Extract provided:
Patricia McPherson is a former American actress and activist best known for her role in the 1980s TV series Knight Rider as Bonnie Barstow.

Early life
McPherson was born in Oak Harbor, Washington. She is the daughter of a naval officer. She graduated from San Diego State University with a degree in advertising.

Career
McPherson has made guest appearances in a variety of television shows including Dynasty,  Starman, Murder She Wrote, MacGyver, Matlock, and Star Trek: The Next Generation.
McPherson retired from acting in 1991, although she made a cameo appearance as a Regent in the Syfy television series Warehouse 13 in 2009.  Aside from that, she has stated in recent interviews that she has no plans to return to acting; however, she has appeared at a few Knight Rider events over the years.

Knight Rider
McPherson is best remembered for her role in the 1980s TV series Knight Rider as Bonnie Barstow, KITT's mechanic. She appeared in season one and was absent from season two. She returned in the season three opener and remained until the end of the series in 1986. Knight Rider has appeared in syndication in over 200 countries throughout the world, most notably in Australia, Canada, Germany, and the United Kingdom.

Tasks to perform:
(1) In the Patricia McPherson biography, in what town and state was she born?
(2) Translate this sentence from the Patricia McPherson biography into Spanish: "She is the daughter of a naval officer."
(3) Please continue the Patricia McPherson biography from the point where it stops.

[Element region listings]
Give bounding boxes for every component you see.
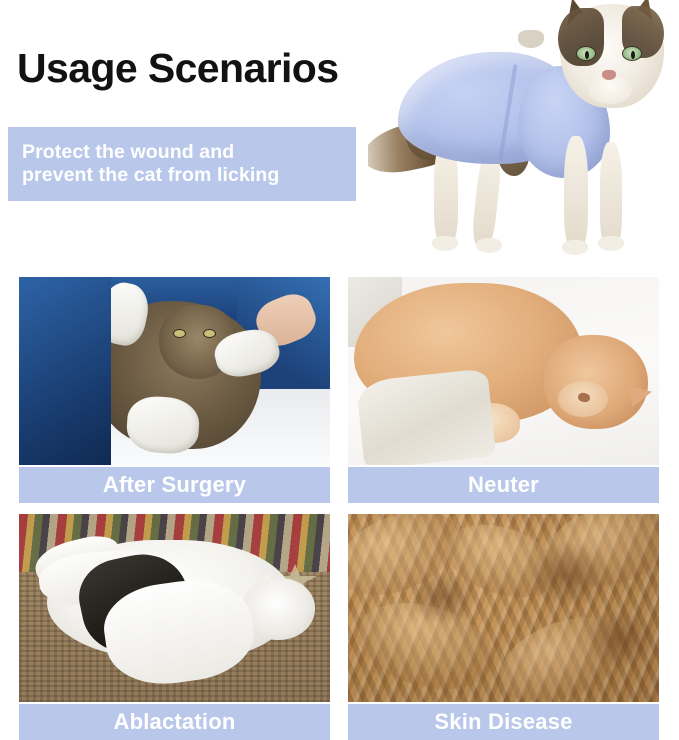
ginger-cat-ear: [628, 381, 654, 407]
subtitle-line-2: prevent the cat from licking: [22, 164, 356, 187]
hero-cat-nose: [602, 70, 616, 80]
hero-cat-right-eye: [622, 46, 642, 61]
folded-towel: [356, 368, 496, 465]
subtitle-line-1: Protect the wound and: [22, 141, 356, 164]
after-surgery-photo: [19, 277, 330, 465]
subtitle-banner: Protect the wound and prevent the cat fr…: [8, 127, 356, 201]
scenario-grid: After Surgery Neuter: [19, 277, 659, 740]
hero-cat-front-left-leg: [564, 136, 588, 248]
infographic-page: Usage Scenarios Protect the wound and pr…: [0, 0, 679, 740]
scenario-card-neuter: Neuter: [348, 277, 659, 503]
scenario-label-text: After Surgery: [103, 472, 246, 498]
scenario-label-bar: Neuter: [348, 467, 659, 503]
scenario-card-skin-disease: Skin Disease: [348, 514, 659, 740]
hero-cat-paw: [432, 236, 458, 251]
scenario-label-text: Neuter: [468, 472, 539, 498]
hero-cat-paw: [476, 238, 502, 253]
mother-cat-head: [243, 578, 315, 640]
scenario-label-bar: Ablactation: [19, 704, 330, 740]
fur-shadow: [526, 542, 610, 608]
scenario-label-bar: Skin Disease: [348, 704, 659, 740]
neuter-photo: [348, 277, 659, 465]
fur-shadow: [584, 610, 656, 668]
page-title: Usage Scenarios: [17, 48, 338, 89]
fur-shadow: [408, 570, 478, 624]
scenario-card-ablactation: Ablactation: [19, 514, 330, 740]
scenario-label-text: Ablactation: [114, 709, 236, 735]
hero-cat-muzzle: [588, 76, 632, 104]
scenario-label-text: Skin Disease: [434, 709, 572, 735]
ablactation-photo: [19, 514, 330, 702]
tabby-cat-eye: [173, 329, 186, 338]
vet-scrub-left: [19, 277, 111, 465]
hero-cat-left-eye: [576, 46, 596, 61]
hero-cat-paw: [562, 240, 588, 255]
tabby-cat-eye: [203, 329, 216, 338]
skin-disease-photo: [348, 514, 659, 702]
ginger-cat-head: [544, 335, 648, 429]
hero-cat-front-right-leg: [600, 142, 622, 248]
hero-suit-notch: [518, 30, 544, 48]
hero-cat-paw: [598, 236, 624, 251]
hero-product-photo: [368, 0, 679, 258]
scenario-label-bar: After Surgery: [19, 467, 330, 503]
scenario-card-after-surgery: After Surgery: [19, 277, 330, 503]
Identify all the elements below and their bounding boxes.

Written answers:
(1) Oak Harbor, Washington.

(2) Es hija de un oficial de la marina.

(3)
Personal life
McPherson is married to James Garrett.

After McPherson retired from acting in the early 1990s, she decided to pursue conserving wildlife and the forests; her efforts have included helping in attempts to preserve the Ballona Wetlands in southern California and working with the Ballona Wetlands Trust to sue the Playa Vista community for failure to take action concerning methane.

Filmography

 Knight Rider (1982–83, 1984–86) (TV) as Bonnie Barstow (62 episodes)
 MacGyver (1987) (TV) as Michelle 'Mike' Forester (1 episode)
 Star Trek: The Next Generation (1988) (TV) as Ariel (1 episode)
 Dynasty (1988)  (TV) as Victoria Aynders (1 episode)
 Murder, She Wrote "A Body to Die For" (1990) (TV) as Betty (1 episode)
 Matlock "The Witness Killings" (1991) (TV) as Karen Sylvester (2 episodes)
 Warehouse 13 (2009) (TV) as Regent (1 episode)

References

External links

 

Living people
Actresses from Washington (state)
American film actresses
American television actresses
People from Oak Harbor, Washington
American women environmentalists
20th-century American actresses
21st-century American women
Year of birth missing (living people)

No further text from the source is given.